| SET TASK |
From the entries below, copy every line holding the word "hour".

[Dataset rows about figures]
## START

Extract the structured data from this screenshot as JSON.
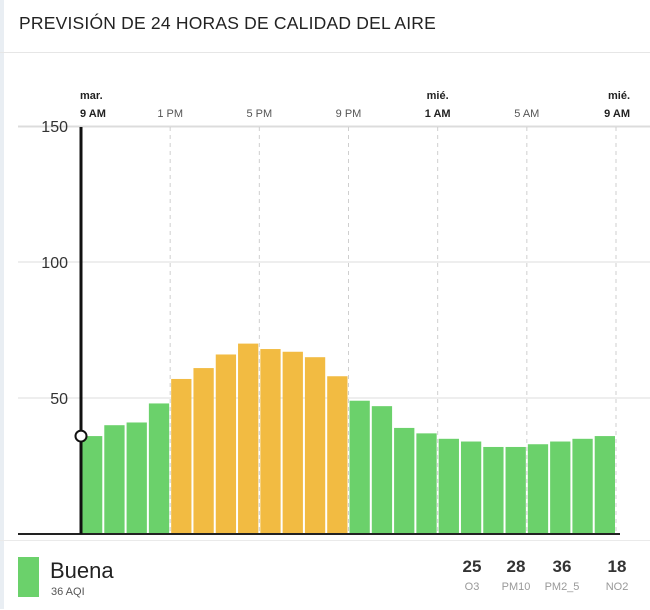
{
  "title": "PREVISIÓN DE 24 HORAS DE CALIDAD DEL AIRE",
  "colors": {
    "good": "#6bd16b",
    "moderate": "#f2bb42"
  },
  "chart_data": {
    "type": "bar",
    "title": "PREVISIÓN DE 24 HORAS DE CALIDAD DEL AIRE",
    "xlabel": "",
    "ylabel": "",
    "ylim": [
      0,
      300
    ],
    "yticks": [
      50,
      100,
      150,
      200,
      250,
      300
    ],
    "grid": true,
    "x_ticks": [
      {
        "hour": 0,
        "day": "mar.",
        "label": "9 AM",
        "bold": true,
        "solid": true
      },
      {
        "hour": 4,
        "day": "",
        "label": "1 PM",
        "bold": false,
        "solid": false
      },
      {
        "hour": 8,
        "day": "",
        "label": "5 PM",
        "bold": false,
        "solid": false
      },
      {
        "hour": 12,
        "day": "",
        "label": "9 PM",
        "bold": false,
        "solid": false
      },
      {
        "hour": 16,
        "day": "mié.",
        "label": "1 AM",
        "bold": true,
        "solid": false
      },
      {
        "hour": 20,
        "day": "",
        "label": "5 AM",
        "bold": false,
        "solid": false
      },
      {
        "hour": 24,
        "day": "mié.",
        "label": "9 AM",
        "bold": true,
        "solid": false
      }
    ],
    "values": [
      36,
      40,
      41,
      48,
      57,
      61,
      66,
      70,
      68,
      67,
      65,
      58,
      49,
      47,
      39,
      37,
      35,
      34,
      32,
      32,
      33,
      34,
      35,
      36
    ],
    "current_value": 36
  },
  "footer": {
    "category": "Buena",
    "aqi_text": "36 AQI",
    "pollutants": [
      {
        "value": "25",
        "name": "O3"
      },
      {
        "value": "28",
        "name": "PM10"
      },
      {
        "value": "36",
        "name": "PM2_5"
      },
      {
        "value": "18",
        "name": "NO2"
      }
    ]
  }
}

## END

| EXERCISE RESPONSE |
        "hour": 0,
        "hour": 4,
        "hour": 8,
        "hour": 12,
        "hour": 16,
        "hour": 20,
        "hour": 24,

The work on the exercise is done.